▶ _WHAT YOU HAVE TO DO_: Search the data below for "Passenger"; list each line that holds it.

※

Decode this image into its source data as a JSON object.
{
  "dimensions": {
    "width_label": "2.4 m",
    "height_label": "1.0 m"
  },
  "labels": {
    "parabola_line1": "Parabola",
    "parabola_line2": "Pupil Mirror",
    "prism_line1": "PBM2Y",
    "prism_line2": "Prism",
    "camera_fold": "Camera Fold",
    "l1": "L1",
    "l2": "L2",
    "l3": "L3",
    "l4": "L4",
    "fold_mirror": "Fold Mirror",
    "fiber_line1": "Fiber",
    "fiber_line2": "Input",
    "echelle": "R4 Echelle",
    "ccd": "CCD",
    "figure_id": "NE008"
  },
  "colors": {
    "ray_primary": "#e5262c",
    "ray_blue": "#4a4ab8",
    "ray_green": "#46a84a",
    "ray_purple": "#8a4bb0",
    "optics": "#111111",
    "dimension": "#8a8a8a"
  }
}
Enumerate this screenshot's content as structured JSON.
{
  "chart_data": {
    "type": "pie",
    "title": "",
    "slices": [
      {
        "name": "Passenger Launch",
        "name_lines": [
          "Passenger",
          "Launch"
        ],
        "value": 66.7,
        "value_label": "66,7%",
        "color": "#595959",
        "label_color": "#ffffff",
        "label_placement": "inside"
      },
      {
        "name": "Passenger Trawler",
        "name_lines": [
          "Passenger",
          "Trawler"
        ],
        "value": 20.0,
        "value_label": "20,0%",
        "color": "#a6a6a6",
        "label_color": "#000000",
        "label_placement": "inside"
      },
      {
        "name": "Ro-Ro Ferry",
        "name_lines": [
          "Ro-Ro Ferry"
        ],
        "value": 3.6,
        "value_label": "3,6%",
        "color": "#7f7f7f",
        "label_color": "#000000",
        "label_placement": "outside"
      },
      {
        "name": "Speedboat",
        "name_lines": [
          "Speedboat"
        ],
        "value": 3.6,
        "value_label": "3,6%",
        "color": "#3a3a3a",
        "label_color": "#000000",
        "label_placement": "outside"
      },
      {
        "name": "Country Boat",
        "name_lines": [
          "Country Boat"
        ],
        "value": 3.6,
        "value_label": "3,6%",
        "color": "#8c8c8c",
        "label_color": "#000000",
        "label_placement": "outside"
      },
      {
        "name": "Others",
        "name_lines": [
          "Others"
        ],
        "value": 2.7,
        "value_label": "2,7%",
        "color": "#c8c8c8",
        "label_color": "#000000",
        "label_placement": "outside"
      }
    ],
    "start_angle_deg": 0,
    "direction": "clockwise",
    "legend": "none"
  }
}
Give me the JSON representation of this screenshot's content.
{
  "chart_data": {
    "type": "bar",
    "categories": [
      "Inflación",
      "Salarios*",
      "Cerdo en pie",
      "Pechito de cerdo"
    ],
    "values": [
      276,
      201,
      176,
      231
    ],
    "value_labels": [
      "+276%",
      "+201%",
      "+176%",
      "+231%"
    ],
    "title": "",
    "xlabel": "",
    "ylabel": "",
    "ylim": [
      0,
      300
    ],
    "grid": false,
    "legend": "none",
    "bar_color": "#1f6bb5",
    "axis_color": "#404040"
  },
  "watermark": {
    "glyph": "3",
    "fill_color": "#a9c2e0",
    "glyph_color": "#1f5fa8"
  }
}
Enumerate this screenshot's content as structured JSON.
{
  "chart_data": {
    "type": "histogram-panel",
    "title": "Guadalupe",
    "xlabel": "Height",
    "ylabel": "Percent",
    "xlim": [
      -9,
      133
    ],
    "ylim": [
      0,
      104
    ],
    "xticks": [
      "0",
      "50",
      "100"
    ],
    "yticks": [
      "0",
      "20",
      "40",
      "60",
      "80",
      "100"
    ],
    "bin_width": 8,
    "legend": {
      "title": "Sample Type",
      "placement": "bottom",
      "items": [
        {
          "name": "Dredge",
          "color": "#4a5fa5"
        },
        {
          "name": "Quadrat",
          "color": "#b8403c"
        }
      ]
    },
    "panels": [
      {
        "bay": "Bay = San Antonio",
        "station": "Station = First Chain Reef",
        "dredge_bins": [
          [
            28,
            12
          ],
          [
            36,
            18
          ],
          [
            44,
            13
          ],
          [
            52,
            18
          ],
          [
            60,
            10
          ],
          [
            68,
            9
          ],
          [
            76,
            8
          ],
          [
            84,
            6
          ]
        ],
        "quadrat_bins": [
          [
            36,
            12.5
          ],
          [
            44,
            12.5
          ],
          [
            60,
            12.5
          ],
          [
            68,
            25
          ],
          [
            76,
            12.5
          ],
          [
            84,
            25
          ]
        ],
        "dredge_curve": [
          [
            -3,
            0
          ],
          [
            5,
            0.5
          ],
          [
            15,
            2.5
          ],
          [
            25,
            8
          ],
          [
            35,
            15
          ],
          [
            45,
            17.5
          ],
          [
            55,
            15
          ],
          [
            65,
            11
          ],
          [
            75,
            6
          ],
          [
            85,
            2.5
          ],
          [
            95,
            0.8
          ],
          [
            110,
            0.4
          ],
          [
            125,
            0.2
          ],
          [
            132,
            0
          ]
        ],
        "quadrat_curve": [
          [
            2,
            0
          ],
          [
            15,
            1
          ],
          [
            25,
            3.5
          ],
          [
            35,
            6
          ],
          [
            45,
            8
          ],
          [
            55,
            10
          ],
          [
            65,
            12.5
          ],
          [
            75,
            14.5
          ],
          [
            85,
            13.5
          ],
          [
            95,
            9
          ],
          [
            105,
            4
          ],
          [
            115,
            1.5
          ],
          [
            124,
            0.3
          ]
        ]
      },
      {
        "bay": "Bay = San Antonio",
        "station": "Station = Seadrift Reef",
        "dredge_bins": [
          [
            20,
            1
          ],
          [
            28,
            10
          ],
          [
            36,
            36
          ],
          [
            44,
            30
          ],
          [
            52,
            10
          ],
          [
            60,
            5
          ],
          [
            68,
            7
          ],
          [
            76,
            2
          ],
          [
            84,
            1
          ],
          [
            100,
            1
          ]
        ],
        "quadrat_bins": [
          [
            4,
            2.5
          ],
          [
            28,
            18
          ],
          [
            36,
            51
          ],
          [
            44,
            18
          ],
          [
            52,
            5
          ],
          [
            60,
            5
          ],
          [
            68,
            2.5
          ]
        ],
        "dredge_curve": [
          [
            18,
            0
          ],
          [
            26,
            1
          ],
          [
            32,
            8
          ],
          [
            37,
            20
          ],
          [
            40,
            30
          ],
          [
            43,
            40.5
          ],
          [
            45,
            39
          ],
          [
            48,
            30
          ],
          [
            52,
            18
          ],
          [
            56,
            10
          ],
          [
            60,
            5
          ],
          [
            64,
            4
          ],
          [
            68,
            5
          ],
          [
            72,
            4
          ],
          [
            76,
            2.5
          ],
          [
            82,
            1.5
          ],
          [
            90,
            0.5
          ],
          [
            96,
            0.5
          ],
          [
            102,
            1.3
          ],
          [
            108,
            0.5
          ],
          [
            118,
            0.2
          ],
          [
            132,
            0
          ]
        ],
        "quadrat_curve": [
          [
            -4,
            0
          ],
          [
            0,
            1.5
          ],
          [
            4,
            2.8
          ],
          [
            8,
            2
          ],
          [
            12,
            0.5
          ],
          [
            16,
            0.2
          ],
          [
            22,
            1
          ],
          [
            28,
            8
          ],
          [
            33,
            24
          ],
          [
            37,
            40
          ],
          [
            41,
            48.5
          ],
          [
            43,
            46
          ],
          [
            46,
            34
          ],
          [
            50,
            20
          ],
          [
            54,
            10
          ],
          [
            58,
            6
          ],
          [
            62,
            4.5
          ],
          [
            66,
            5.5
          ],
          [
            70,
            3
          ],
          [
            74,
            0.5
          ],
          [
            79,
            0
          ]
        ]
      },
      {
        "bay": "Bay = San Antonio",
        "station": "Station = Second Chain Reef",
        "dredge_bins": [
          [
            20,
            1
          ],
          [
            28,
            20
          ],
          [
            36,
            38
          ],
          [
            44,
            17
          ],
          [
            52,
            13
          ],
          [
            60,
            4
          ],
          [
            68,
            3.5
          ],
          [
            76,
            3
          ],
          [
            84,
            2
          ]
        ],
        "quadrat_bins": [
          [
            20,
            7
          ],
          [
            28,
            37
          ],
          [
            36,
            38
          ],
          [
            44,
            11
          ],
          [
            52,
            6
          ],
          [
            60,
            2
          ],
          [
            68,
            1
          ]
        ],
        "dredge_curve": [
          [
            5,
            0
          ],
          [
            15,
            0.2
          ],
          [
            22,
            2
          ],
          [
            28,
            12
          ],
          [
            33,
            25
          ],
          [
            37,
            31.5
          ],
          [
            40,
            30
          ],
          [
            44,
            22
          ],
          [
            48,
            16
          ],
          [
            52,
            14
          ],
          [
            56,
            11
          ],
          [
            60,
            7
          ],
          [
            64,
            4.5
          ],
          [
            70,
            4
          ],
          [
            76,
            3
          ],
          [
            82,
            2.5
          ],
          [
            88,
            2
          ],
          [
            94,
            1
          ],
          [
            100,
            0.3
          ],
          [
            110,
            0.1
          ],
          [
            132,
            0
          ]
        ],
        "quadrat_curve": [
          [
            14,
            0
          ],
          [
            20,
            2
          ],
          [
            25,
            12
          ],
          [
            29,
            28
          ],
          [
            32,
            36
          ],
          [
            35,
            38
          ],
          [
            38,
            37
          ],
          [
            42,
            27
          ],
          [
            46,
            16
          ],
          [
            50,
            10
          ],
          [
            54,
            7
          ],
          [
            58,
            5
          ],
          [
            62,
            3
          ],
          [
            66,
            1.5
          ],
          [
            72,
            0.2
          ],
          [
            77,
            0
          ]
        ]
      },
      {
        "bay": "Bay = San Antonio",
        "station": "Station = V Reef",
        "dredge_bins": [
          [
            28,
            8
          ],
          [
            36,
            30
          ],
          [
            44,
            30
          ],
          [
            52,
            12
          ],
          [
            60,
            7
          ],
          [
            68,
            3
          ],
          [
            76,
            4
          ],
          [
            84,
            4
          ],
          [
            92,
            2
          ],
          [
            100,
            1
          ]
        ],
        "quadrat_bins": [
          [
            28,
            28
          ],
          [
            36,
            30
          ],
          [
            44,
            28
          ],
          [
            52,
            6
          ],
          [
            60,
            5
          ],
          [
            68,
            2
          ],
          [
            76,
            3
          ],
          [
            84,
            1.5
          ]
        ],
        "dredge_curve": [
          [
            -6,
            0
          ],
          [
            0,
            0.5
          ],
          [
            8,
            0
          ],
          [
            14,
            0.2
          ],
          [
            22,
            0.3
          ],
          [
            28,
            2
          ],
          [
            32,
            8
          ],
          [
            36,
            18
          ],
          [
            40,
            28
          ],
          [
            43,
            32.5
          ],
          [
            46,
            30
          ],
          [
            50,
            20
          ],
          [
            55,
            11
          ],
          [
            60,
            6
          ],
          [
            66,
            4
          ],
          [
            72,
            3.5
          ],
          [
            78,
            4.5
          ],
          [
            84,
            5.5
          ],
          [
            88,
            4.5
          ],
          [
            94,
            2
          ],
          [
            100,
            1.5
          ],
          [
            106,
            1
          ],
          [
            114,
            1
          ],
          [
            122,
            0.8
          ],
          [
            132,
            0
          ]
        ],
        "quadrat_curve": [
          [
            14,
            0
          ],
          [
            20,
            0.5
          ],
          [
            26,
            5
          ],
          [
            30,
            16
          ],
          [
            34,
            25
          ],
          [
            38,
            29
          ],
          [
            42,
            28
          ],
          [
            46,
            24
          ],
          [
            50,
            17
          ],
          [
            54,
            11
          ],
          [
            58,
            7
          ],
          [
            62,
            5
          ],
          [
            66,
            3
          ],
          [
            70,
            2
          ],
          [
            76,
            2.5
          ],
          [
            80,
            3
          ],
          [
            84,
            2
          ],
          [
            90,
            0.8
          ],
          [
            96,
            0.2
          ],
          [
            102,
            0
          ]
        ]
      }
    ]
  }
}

※

▶ _TASK RESPONSE_:
        "name": "Passenger Launch",
          "Passenger",
        "name": "Passenger Trawler",
          "Passenger",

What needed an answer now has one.